REQUIRED TASK - Search the listing below for the word "this" and copy each line that holds it.
···
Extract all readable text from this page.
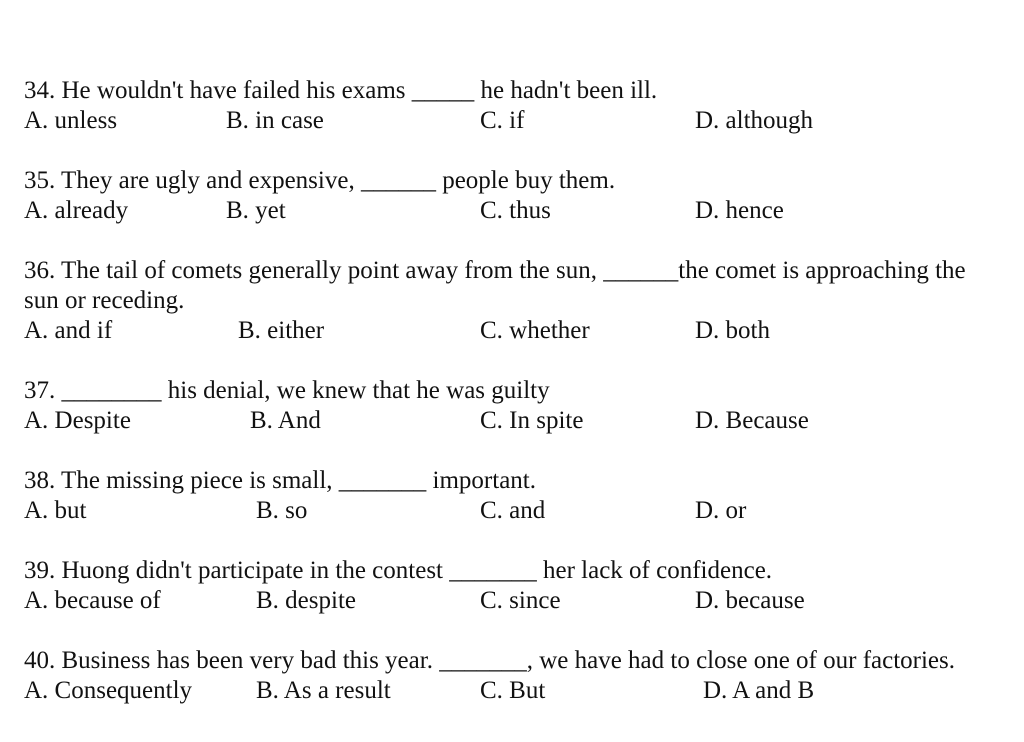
34. He wouldn't have failed his exams _____ he hadn't been ill.
A. unless	B. in case	C. if	D. although
35. They are ugly and expensive, ______ people buy them.
A. already	B. yet	C. thus	D. hence
36. The tail of comets generally point away from the sun, ______the comet is approaching the sun or receding.
A. and if	B. either	C. whether	D. both
37. ________ his denial, we knew that he was guilty
A. Despite	B. And	C. In spite	D. Because
38. The missing piece is small, _______ important.
A. but	B. so	C. and	D. or
39. Huong didn't participate in the contest _______ her lack of confidence.
A. because of	B. despite	C. since	D. because
40. Business has been very bad this year. _______, we have had to close one of our factories.
A. Consequently	B. As a result	C. But	D. A and B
···
TASK RESULT -
Extract all readable text from this page.
40. Business has been very bad this year. _______, we have had to close one of our factories.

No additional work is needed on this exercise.